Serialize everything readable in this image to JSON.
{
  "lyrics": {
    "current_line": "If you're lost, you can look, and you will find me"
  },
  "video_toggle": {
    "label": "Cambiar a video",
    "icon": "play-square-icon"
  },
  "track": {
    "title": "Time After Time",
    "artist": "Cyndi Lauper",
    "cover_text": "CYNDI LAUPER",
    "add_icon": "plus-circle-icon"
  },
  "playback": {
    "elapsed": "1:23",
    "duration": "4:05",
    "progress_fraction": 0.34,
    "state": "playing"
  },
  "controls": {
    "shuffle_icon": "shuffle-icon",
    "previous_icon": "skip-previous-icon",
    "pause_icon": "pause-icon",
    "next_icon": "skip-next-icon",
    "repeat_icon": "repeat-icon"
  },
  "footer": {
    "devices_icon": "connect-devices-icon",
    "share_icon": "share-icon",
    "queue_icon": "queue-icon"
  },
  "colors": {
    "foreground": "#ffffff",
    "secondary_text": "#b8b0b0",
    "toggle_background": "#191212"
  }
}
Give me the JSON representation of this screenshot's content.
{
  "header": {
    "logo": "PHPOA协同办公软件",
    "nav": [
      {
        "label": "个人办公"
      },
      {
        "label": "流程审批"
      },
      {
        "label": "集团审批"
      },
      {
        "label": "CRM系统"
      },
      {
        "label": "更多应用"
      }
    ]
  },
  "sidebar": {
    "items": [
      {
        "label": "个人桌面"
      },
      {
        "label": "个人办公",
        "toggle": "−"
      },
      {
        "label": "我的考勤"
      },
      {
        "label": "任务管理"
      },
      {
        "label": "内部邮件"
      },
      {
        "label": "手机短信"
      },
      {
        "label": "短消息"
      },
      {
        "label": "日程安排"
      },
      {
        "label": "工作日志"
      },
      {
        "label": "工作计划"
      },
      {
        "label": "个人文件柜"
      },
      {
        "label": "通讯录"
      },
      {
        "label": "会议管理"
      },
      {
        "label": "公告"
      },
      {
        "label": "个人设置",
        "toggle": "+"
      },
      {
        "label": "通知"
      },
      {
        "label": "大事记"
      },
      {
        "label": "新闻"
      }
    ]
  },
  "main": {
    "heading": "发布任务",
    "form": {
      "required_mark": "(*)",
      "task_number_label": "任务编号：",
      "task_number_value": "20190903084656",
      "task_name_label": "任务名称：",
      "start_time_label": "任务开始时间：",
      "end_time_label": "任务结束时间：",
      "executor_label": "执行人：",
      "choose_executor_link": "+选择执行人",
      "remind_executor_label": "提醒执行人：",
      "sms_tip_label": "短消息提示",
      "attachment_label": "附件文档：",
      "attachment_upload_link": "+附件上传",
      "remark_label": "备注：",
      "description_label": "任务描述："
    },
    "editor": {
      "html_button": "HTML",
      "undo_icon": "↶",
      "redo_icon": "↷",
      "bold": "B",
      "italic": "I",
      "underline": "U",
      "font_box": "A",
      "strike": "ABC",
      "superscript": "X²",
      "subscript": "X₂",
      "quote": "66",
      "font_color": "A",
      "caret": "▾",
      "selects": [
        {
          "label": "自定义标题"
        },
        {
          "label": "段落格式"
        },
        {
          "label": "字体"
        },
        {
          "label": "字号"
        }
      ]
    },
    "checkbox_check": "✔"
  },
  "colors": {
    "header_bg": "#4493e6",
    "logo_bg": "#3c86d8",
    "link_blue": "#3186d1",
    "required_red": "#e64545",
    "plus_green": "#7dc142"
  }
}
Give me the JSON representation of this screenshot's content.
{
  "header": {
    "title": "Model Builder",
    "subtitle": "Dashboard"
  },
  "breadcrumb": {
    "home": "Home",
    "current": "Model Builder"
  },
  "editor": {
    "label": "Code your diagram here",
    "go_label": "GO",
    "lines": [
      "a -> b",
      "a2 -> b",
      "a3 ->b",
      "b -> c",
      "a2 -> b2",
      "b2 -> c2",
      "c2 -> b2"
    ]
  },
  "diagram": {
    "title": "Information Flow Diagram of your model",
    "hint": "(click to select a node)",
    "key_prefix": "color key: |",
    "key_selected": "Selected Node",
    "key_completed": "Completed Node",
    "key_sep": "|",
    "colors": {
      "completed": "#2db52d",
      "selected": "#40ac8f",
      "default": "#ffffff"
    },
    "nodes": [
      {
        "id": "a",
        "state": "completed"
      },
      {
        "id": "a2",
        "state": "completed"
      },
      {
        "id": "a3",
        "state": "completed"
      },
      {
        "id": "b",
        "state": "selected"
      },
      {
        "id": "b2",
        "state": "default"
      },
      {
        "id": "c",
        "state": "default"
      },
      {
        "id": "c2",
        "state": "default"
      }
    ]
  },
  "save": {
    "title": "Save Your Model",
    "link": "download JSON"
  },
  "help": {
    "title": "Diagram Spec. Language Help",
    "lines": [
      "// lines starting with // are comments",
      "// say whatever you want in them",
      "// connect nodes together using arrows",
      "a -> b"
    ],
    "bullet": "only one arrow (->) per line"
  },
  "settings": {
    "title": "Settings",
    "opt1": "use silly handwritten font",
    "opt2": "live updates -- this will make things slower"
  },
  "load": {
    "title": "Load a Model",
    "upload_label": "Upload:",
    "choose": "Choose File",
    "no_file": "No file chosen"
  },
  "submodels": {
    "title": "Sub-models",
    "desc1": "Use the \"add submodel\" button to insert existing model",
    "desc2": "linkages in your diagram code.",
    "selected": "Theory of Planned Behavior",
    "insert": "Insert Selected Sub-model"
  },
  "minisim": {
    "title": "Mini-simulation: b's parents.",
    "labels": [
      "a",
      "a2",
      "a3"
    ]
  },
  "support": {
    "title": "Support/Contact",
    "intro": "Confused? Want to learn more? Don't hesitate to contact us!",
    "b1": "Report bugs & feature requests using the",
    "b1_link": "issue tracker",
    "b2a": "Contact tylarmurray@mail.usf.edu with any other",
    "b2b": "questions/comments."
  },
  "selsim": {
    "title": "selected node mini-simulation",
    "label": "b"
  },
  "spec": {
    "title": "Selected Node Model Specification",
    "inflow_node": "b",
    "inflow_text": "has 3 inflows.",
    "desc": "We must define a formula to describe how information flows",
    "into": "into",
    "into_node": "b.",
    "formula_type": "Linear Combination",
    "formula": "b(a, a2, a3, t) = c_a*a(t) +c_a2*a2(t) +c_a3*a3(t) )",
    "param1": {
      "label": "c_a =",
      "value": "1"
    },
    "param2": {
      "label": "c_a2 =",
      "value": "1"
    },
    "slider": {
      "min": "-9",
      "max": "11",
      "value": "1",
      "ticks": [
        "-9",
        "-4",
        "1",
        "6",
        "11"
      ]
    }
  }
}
_ _ _ _ _ _ _
> _YOUR GOAL_: Word for word, extract all the records.

> _FULL RESPONSE_:
Serialize everything readable in this image to JSON.
{
  "lyrics": {
    "current_line": "If you're lost, you can look, and you will find me"
  },
  "video_toggle": {
    "label": "Cambiar a video",
    "icon": "play-square-icon"
  },
  "track": {
    "title": "Time After Time",
    "artist": "Cyndi Lauper",
    "cover_text": "CYNDI LAUPER",
    "add_icon": "plus-circle-icon"
  },
  "playback": {
    "elapsed": "1:23",
    "duration": "4:05",
    "progress_fraction": 0.34,
    "state": "playing"
  },
  "controls": {
    "shuffle_icon": "shuffle-icon",
    "previous_icon": "skip-previous-icon",
    "pause_icon": "pause-icon",
    "next_icon": "skip-next-icon",
    "repeat_icon": "repeat-icon"
  },
  "footer": {
    "devices_icon": "connect-devices-icon",
    "share_icon": "share-icon",
    "queue_icon": "queue-icon"
  },
  "colors": {
    "foreground": "#ffffff",
    "secondary_text": "#b8b0b0",
    "toggle_background": "#191212"
  }
}
Give me the JSON representation of this screenshot's content.
{
  "header": {
    "logo": "PHPOA协同办公软件",
    "nav": [
      {
        "label": "个人办公"
      },
      {
        "label": "流程审批"
      },
      {
        "label": "集团审批"
      },
      {
        "label": "CRM系统"
      },
      {
        "label": "更多应用"
      }
    ]
  },
  "sidebar": {
    "items": [
      {
        "label": "个人桌面"
      },
      {
        "label": "个人办公",
        "toggle": "−"
      },
      {
        "label": "我的考勤"
      },
      {
        "label": "任务管理"
      },
      {
        "label": "内部邮件"
      },
      {
        "label": "手机短信"
      },
      {
        "label": "短消息"
      },
      {
        "label": "日程安排"
      },
      {
        "label": "工作日志"
      },
      {
        "label": "工作计划"
      },
      {
        "label": "个人文件柜"
      },
      {
        "label": "通讯录"
      },
      {
        "label": "会议管理"
      },
      {
        "label": "公告"
      },
      {
        "label": "个人设置",
        "toggle": "+"
      },
      {
        "label": "通知"
      },
      {
        "label": "大事记"
      },
      {
        "label": "新闻"
      }
    ]
  },
  "main": {
    "heading": "发布任务",
    "form": {
      "required_mark": "(*)",
      "task_number_label": "任务编号：",
      "task_number_value": "20190903084656",
      "task_name_label": "任务名称：",
      "start_time_label": "任务开始时间：",
      "end_time_label": "任务结束时间：",
      "executor_label": "执行人：",
      "choose_executor_link": "+选择执行人",
      "remind_executor_label": "提醒执行人：",
      "sms_tip_label": "短消息提示",
      "attachment_label": "附件文档：",
      "attachment_upload_link": "+附件上传",
      "remark_label": "备注：",
      "description_label": "任务描述："
    },
    "editor": {
      "html_button": "HTML",
      "undo_icon": "↶",
      "redo_icon": "↷",
      "bold": "B",
      "italic": "I",
      "underline": "U",
      "font_box": "A",
      "strike": "ABC",
      "superscript": "X²",
      "subscript": "X₂",
      "quote": "66",
      "font_color": "A",
      "caret": "▾",
      "selects": [
        {
          "label": "自定义标题"
        },
        {
          "label": "段落格式"
        },
        {
          "label": "字体"
        },
        {
          "label": "字号"
        }
      ]
    },
    "checkbox_check": "✔"
  },
  "colors": {
    "header_bg": "#4493e6",
    "logo_bg": "#3c86d8",
    "link_blue": "#3186d1",
    "required_red": "#e64545",
    "plus_green": "#7dc142"
  }
}
Give me the JSON representation of this screenshot's content.
{
  "header": {
    "title": "Model Builder",
    "subtitle": "Dashboard"
  },
  "breadcrumb": {
    "home": "Home",
    "current": "Model Builder"
  },
  "editor": {
    "label": "Code your diagram here",
    "go_label": "GO",
    "lines": [
      "a -> b",
      "a2 -> b",
      "a3 ->b",
      "b -> c",
      "a2 -> b2",
      "b2 -> c2",
      "c2 -> b2"
    ]
  },
  "diagram": {
    "title": "Information Flow Diagram of your model",
    "hint": "(click to select a node)",
    "key_prefix": "color key: |",
    "key_selected": "Selected Node",
    "key_completed": "Completed Node",
    "key_sep": "|",
    "colors": {
      "completed": "#2db52d",
      "selected": "#40ac8f",
      "default": "#ffffff"
    },
    "nodes": [
      {
        "id": "a",
        "state": "completed"
      },
      {
        "id": "a2",
        "state": "completed"
      },
      {
        "id": "a3",
        "state": "completed"
      },
      {
        "id": "b",
        "state": "selected"
      },
      {
        "id": "b2",
        "state": "default"
      },
      {
        "id": "c",
        "state": "default"
      },
      {
        "id": "c2",
        "state": "default"
      }
    ]
  },
  "save": {
    "title": "Save Your Model",
    "link": "download JSON"
  },
  "help": {
    "title": "Diagram Spec. Language Help",
    "lines": [
      "// lines starting with // are comments",
      "// say whatever you want in them",
      "// connect nodes together using arrows",
      "a -> b"
    ],
    "bullet": "only one arrow (->) per line"
  },
  "settings": {
    "title": "Settings",
    "opt1": "use silly handwritten font",
    "opt2": "live updates -- this will make things slower"
  },
  "load": {
    "title": "Load a Model",
    "upload_label": "Upload:",
    "choose": "Choose File",
    "no_file": "No file chosen"
  },
  "submodels": {
    "title": "Sub-models",
    "desc1": "Use the \"add submodel\" button to insert existing model",
    "desc2": "linkages in your diagram code.",
    "selected": "Theory of Planned Behavior",
    "insert": "Insert Selected Sub-model"
  },
  "minisim": {
    "title": "Mini-simulation: b's parents.",
    "labels": [
      "a",
      "a2",
      "a3"
    ]
  },
  "support": {
    "title": "Support/Contact",
    "intro": "Confused? Want to learn more? Don't hesitate to contact us!",
    "b1": "Report bugs & feature requests using the",
    "b1_link": "issue tracker",
    "b2a": "Contact tylarmurray@mail.usf.edu with any other",
    "b2b": "questions/comments."
  },
  "selsim": {
    "title": "selected node mini-simulation",
    "label": "b"
  },
  "spec": {
    "title": "Selected Node Model Specification",
    "inflow_node": "b",
    "inflow_text": "has 3 inflows.",
    "desc": "We must define a formula to describe how information flows",
    "into": "into",
    "into_node": "b.",
    "formula_type": "Linear Combination",
    "formula": "b(a, a2, a3, t) = c_a*a(t) +c_a2*a2(t) +c_a3*a3(t) )",
    "param1": {
      "label": "c_a =",
      "value": "1"
    },
    "param2": {
      "label": "c_a2 =",
      "value": "1"
    },
    "slider": {
      "min": "-9",
      "max": "11",
      "value": "1",
      "ticks": [
        "-9",
        "-4",
        "1",
        "6",
        "11"
      ]
    }
  }
}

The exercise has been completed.